Element data from apps and pages.

━━━

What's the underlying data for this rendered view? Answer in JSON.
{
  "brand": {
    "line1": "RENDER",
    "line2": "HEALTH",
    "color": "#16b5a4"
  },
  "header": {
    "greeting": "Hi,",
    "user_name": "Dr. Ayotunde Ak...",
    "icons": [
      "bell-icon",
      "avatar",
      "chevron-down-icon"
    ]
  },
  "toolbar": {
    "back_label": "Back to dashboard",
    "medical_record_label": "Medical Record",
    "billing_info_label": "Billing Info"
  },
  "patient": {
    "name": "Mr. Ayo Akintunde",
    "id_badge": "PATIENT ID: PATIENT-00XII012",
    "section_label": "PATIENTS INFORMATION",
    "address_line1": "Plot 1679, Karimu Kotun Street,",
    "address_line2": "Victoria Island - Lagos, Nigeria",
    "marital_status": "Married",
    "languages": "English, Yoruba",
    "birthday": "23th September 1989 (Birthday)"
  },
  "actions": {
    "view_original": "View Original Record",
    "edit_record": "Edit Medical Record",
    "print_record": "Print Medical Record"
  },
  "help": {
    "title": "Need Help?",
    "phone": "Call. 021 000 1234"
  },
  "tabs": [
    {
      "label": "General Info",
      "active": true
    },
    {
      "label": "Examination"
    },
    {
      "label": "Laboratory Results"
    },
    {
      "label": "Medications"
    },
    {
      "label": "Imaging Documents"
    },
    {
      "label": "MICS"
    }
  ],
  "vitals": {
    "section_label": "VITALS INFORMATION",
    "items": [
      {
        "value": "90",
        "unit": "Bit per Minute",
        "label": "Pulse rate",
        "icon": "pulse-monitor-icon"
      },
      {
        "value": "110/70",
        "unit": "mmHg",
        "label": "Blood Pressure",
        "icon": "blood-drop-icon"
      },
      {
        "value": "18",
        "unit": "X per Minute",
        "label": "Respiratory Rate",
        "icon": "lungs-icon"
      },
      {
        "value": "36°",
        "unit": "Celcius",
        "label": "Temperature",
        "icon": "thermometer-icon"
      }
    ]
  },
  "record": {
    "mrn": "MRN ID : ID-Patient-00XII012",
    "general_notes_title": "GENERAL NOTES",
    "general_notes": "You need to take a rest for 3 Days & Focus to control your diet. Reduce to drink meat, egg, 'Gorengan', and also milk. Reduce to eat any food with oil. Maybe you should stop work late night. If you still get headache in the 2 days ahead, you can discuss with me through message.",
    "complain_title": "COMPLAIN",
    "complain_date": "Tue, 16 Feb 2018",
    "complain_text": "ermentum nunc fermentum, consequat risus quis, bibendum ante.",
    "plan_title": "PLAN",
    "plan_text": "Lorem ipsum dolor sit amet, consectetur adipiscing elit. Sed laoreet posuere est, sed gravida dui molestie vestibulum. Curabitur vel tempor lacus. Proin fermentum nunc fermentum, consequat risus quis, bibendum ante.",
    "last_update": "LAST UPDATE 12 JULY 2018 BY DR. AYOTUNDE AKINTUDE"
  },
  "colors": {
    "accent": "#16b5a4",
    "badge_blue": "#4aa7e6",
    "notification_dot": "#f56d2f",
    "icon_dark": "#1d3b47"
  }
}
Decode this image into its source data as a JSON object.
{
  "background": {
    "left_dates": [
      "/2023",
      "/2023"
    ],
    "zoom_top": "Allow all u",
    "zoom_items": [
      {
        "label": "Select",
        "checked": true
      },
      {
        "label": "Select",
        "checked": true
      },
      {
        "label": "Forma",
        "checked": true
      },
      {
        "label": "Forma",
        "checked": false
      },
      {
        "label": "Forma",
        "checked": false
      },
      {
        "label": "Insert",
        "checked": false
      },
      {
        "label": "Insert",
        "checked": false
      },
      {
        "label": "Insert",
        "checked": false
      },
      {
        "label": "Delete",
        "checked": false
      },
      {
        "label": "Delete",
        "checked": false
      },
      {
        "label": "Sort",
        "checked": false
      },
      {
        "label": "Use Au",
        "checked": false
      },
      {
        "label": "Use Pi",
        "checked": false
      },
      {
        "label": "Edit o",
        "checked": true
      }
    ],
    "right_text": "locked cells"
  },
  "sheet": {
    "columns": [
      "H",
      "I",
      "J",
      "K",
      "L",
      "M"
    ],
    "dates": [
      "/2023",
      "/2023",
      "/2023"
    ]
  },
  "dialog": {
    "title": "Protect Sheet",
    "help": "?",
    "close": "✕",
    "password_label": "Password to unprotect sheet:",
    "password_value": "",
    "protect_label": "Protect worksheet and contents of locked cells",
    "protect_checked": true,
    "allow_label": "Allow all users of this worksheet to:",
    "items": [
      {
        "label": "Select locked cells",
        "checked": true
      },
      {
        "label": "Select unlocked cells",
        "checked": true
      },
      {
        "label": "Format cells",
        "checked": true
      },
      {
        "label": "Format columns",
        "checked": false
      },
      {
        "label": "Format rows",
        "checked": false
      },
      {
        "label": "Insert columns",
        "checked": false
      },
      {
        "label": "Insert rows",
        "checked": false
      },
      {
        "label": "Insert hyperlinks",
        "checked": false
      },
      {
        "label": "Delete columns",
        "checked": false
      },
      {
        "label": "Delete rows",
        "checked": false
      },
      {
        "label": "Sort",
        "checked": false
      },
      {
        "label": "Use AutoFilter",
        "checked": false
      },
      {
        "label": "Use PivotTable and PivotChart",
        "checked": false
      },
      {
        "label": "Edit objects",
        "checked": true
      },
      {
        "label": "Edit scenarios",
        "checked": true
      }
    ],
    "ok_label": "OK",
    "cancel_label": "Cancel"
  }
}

━━━

HOW TO COMPLETE THIS TASK. Work out how many lines in the entries contain "Allow" and give that number alone.

ANSWER TO THE PROBLEM. 2